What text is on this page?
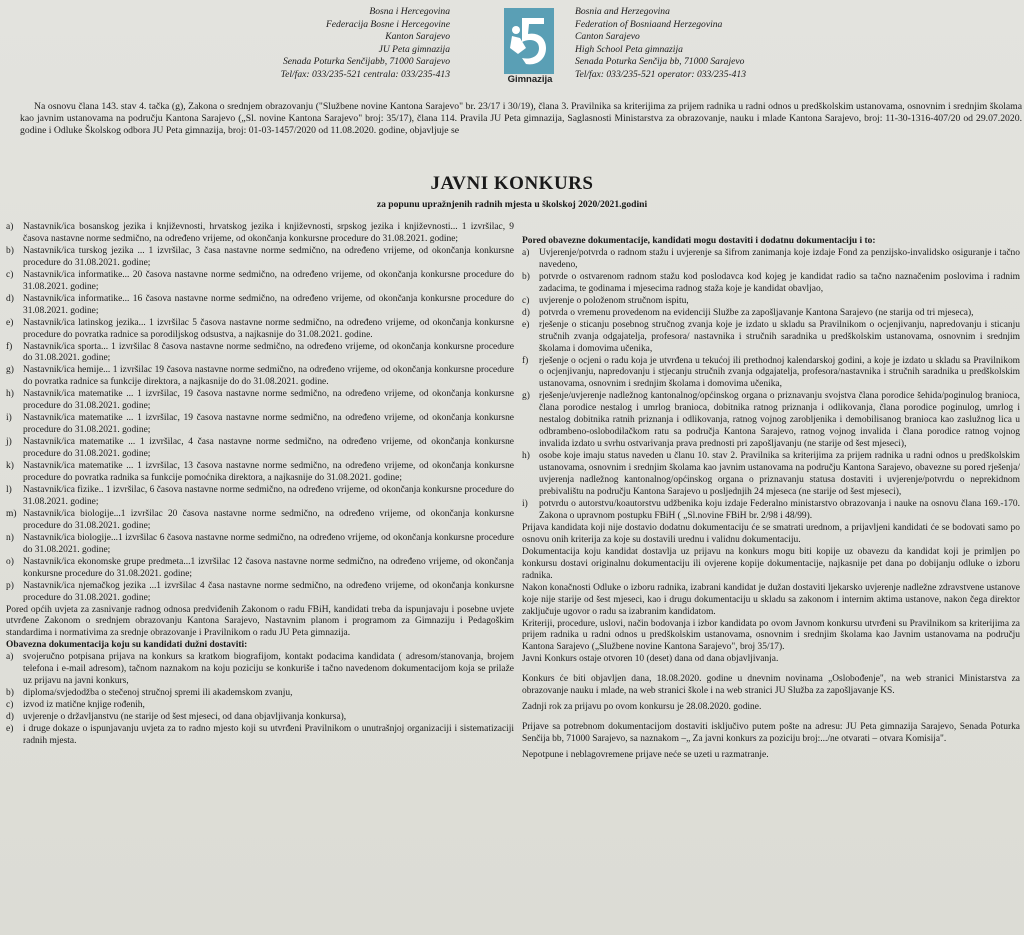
Bosna i Hercegovina
Federacija Bosne i Hercegovine
Kanton Sarajevo
JU Peta gimnazija
Senada Poturka Senčijabb, 71000 Sarajevo
Tel/fax: 033/235-521 centrala: 033/235-413	Gimnazija
Bosnia and Herzegovina
Federation of Bosniaand Herzegovina
Canton Sarajevo
High School Peta gimnazija
Senada Poturka Senčija bb, 71000 Sarajevo
Tel/fax: 033/235-521 operator: 033/235-413
Na osnovu člana 143. stav 4. tačka (g), Zakona o srednjem obrazovanju ("Službene novine Kantona Sarajevo" br. 23/17 i 30/19), člana 3. Pravilnika sa kriterijima za prijem radnika u radni odnos u predškolskim ustanovama, osnovnim i srednjim školama kao javnim ustanovama na području Kantona Sarajevo („Sl. novine Kantona Sarajevo" broj: 35/17), člana 114. Pravila JU Peta gimnazija, Saglasnosti Ministarstva za obrazovanje, nauku i mlade Kantona Sarajevo, broj: 11-30-1316-407/20 od 29.07.2020. godine i Odluke Školskog odbora JU Peta gimnazija, broj: 01-03-1457/2020 od 11.08.2020. godine, objavljuje se
JAVNI KONKURS
za popunu upražnjenih radnih mjesta u školskoj 2020/2021.godini
a)	Nastavnik/ica bosanskog jezika i književnosti, hrvatskog jezika i književnosti, srpskog jezika i književnosti... 1 izvršilac, 9 časova nastavne norme sedmično, na određeno vrijeme, od okončanja konkursne procedure do 31.08.2021. godine;
b) Nastavnik/ica turskog jezika ... 1 izvršilac, 3 časa nastavne norme sedmično, na određeno vrijeme, od okončanja konkursne procedure do 31.08.2021. godine;
c)	Nastavnik/ica informatike... 20 časova nastavne norme sedmično, na određeno vrijeme, od okončanja konkursne procedure do 31.08.2021. godine;
d) Nastavnik/ica informatike... 16 časova nastavne norme sedmično, na određeno vrijeme, od okončanja konkursne procedure do 31.08.2021. godine;
e)	Nastavnik/ica latinskog jezika... 1 izvršilac 5 časova nastavne norme sedmično, na određeno vrijeme, od okončanja konkursne procedure do povratka radnice sa porodiljskog odsustva, a najkasnije do 31.08.2021. godine.
f)	Nastavnik/ica sporta... 1 izvršilac 8 časova nastavne norme sedmično, na određeno vrijeme, od okončanja konkursne procedure do 31.08.2021. godine;
g) Nastavnik/ica hemije... 1 izvršilac 19 časova nastavne norme sedmično, na određeno vrijeme, od okončanja konkursne procedure do povratka radnice sa funkcije direktora, a najkasnije do do 31.08.2021. godine.
h) Nastavnik/ica matematike ... 1 izvršilac, 19 časova nastavne norme sedmično, na određeno vrijeme, od okončanja konkursne procedure do 31.08.2021. godine;
i)	Nastavnik/ica matematike ... 1 izvršilac, 19 časova nastavne norme sedmično, na određeno vrijeme, od okončanja konkursne procedure do 31.08.2021. godine;
j)	Nastavnik/ica matematike ... 1 izvršilac, 4 časa nastavne norme sedmično, na određeno vrijeme, od okončanja konkursne procedure do 31.08.2021. godine;
k) Nastavnik/ica matematike ... 1 izvršilac, 13 časova nastavne norme sedmično, na određeno vrijeme, od okončanja konkursne procedure do povratka radnika sa funkcije pomoćnika direktora, a najkasnije do 31.08.2021. godine;
l)	Nastavnik/ica fizike.. 1 izvršilac, 6 časova nastavne norme sedmično, na određeno vrijeme, od okončanja konkursne procedure do 31.08.2021. godine;
m) Nastavnik/ica biologije...1 izvršilac 20 časova nastavne norme sedmično, na određeno vrijeme, od okončanja konkursne procedure do 31.08.2021. godine;
n) Nastavnik/ica biologije...1 izvršilac 6 časova nastavne norme sedmično, na određeno vrijeme, od okončanja konkursne procedure do 31.08.2021. godine;
o) Nastavnik/ica ekonomske grupe predmeta...1 izvršilac 12 časova nastavne norme sedmično, na određeno vrijeme, od okončanja konkursne procedure do 31.08.2021. godine;
p) Nastavnik/ica njemačkog jezika ...1 izvršilac 4 časa nastavne norme sedmično, na određeno vrijeme, od okončanja konkursne procedure do 31.08.2021. godine;
Pored općih uvjeta za zasnivanje radnog odnosa predviđenih Zakonom o radu FBiH, kandidati treba da ispunjavaju i posebne uvjete utvrđene Zakonom o srednjem obrazovanju Kantona Sarajevo, Nastavnim planom i programom za Gimnaziju i Pedagoškim standardima i normativima za srednje obrazovanje i Pravilnikom o radu JU Peta gimnazija.
Obavezna dokumentacija koju su kandidati dužni dostaviti:
a)	svojeručno potpisana prijava na konkurs sa kratkom biografijom, kontakt podacima kandidata ( adresom/stanovanja, brojem telefona i e-mail adresom), tačnom naznakom na koju poziciju se konkuriše i tačno navedenom dokumentacijom koja se prilaže uz prijavu na javni konkurs,
b) diploma/svjedodžba o stečenoj stručnoj spremi ili akademskom zvanju,
c)	izvod iz matične knjige rođenih,
d) uvjerenje o državljanstvu (ne starije od šest mjeseci, od dana objavljivanja konkursa),
e)	i druge dokaze o ispunjavanju uvjeta za to radno mjesto koji su utvrđeni Pravilnikom o unutrašnjoj organizaciji i sistematizaciji radnih mjesta.
Pored obavezne dokumentacije, kandidati mogu dostaviti i dodatnu dokumentaciju i to:
a)	Uvjerenje/potvrda o radnom stažu i uvjerenje sa šifrom zanimanja koje izdaje Fond za penzijsko-invalidsko osiguranje i tačno navedeno,
b) potvrde o ostvarenom radnom stažu kod poslodavca kod kojeg je kandidat radio sa tačno naznačenim poslovima i radnim zadacima, te godinama i mjesecima radnog staža koje je kandidat obavljao,
c)	uvjerenje o položenom stručnom ispitu,
d) potvrda o vremenu provedenom na evidenciji Službe za zapošljavanje Kantona Sarajevo (ne starija od tri mjeseca),
e)	rješenje o sticanju posebnog stručnog zvanja koje je izdato u skladu sa Pravilnikom o ocjenjivanju, napredovanju i sticanju stručnih zvanja odgajatelja, profesora/ nastavnika i stručnih saradnika u predškolskim ustanovama, osnovnim i srednjim školama i domovima učenika,
f)	rješenje o ocjeni o radu koja je utvrđena u tekućoj ili prethodnoj kalendarskoj godini, a koje je izdato u skladu sa Pravilnikom o ocjenjivanju, napredovanju i stjecanju stručnih zvanja odgajatelja, profesora/nastavnika i stručnih saradnika u predškolskim ustanovama, osnovnim i srednjim školama i domovima učenika,
g) rješenje/uvjerenje nadležnog kantonalnog/općinskog organa o priznavanju svojstva člana porodice šehida/poginulog branioca, člana porodice nestalog i umrlog branioca, dobitnika ratnog priznanja i odlikovanja, člana porodice poginulog, umrlog i nestalog dobitnika ratnih priznanja i odlikovanja, ratnog vojnog zarobljenika i demobilisanog branioca kao zaslužnog lica u odbrambeno-oslobodilačkom ratu sa područja Kantona Sarajevo, ratnog vojnog invalida i člana porodice ratnog vojnog invalida izdato u svrhu ostvarivanja prava prednosti pri zapošljavanju (ne starije od šest mjeseci),
h) osobe koje imaju status naveden u članu 10. stav 2. Pravilnika sa kriterijima za prijem radnika u radni odnos u predškolskim ustanovama, osnovnim i srednjim školama kao javnim ustanovama na području Kantona Sarajevo, obavezne su pored rješenja/ uvjerenja nadležnog kantonalnog/općinskog organa o priznavanju statusa dostaviti i uvjerenje/potvrdu o neprekidnom prebivalištu na području Kantona Sarajevo u posljednjih 24 mjeseca (ne starije od šest mjeseci),
i)	potvrdu o autorstvu/koautorstvu udžbenika koju izdaje Federalno ministarstvo obrazovanja i nauke na osnovu člana 169.-170. Zakona o upravnom postupku FBiH ( „Sl.novine FBiH br. 2/98 i 48/99).
Prijava kandidata koji nije dostavio dodatnu dokumentaciju će se smatrati urednom, a prijavljeni kandidati će se bodovati samo po osnovu onih kriterija za koje su dostavili urednu i validnu dokumentaciju.
Dokumentacija koju kandidat dostavlja uz prijavu na konkurs mogu biti kopije uz obavezu da kandidat koji je primljen po konkursu dostavi originalnu dokumentaciju ili ovjerene kopije dokumentacije, najkasnije pet dana po dobijanju odluke o izboru radnika.
Nakon konačnosti Odluke o izboru radnika, izabrani kandidat je dužan dostaviti ljekarsko uvjerenje nadležne zdravstvene ustanove koje nije starije od šest mjeseci, kao i drugu dokumentaciju u skladu sa zakonom i internim aktima ustanove, nakon čega direktor zaključuje ugovor o radu sa izabranim kandidatom.
Kriteriji, procedure, uslovi, način bodovanja i izbor kandidata po ovom Javnom konkursu utvrđeni su Pravilnikom sa kriterijima za prijem radnika u radni odnos u predškolskim ustanovama, osnovnim i srednjim školama kao Javnim ustanovama na području Kantona Sarajevo („Službene novine Kantona Sarajevo", broj 35/17).
Javni Konkurs ostaje otvoren 10 (deset) dana od dana objavljivanja.
Konkurs će biti objavljen dana, 18.08.2020. godine u dnevnim novinama „Oslobođenje", na web stranici Ministarstva za obrazovanje nauku i mlade, na web stranici škole i na web stranici JU Služba za zapošljavanje KS.
Zadnji rok za prijavu po ovom konkursu je 28.08.2020. godine.
Prijave sa potrebnom dokumentacijom dostaviti isključivo putem pošte na adresu: JU Peta gimnazija Sarajevo, Senada Poturka Senčija bb, 71000 Sarajevo, sa naznakom –„ Za javni konkurs za poziciju broj:.../ne otvarati – otvara Komisija".
Nepotpune i neblagovremene prijave neće se uzeti u razmatranje.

◆ **Exercise instructions**: Copy out every line in the listing where the word "Zakona" appears.

◆ **Task result**:
Na osnovu člana 143. stav 4. tačka (g), Zakona o srednjem obrazovanju ("Službene novine Kantona Sarajevo" br. 23/17 i 30/19), člana 3. Pravilnika sa kriterijima za prijem radnika u radni odnos u predškolskim ustanovama, osnovnim i srednjim školama kao javnim ustanovama na području Kantona Sarajevo („Sl. novine Kantona Sarajevo" broj: 35/17), člana 114. Pravila JU Peta gimnazija, Saglasnosti Ministarstva za obrazovanje, nauku i mlade Kantona Sarajevo, broj: 11-30-1316-407/20 od 29.07.2020. godine i Odluke Školskog odbora JU Peta gimnazija, broj: 01-03-1457/2020 od 11.08.2020. godine, objavljuje se
i)	potvrdu o autorstvu/koautorstvu udžbenika koju izdaje Federalno ministarstvo obrazovanja i nauke na osnovu člana 169.-170. Zakona o upravnom postupku FBiH ( „Sl.novine FBiH br. 2/98 i 48/99).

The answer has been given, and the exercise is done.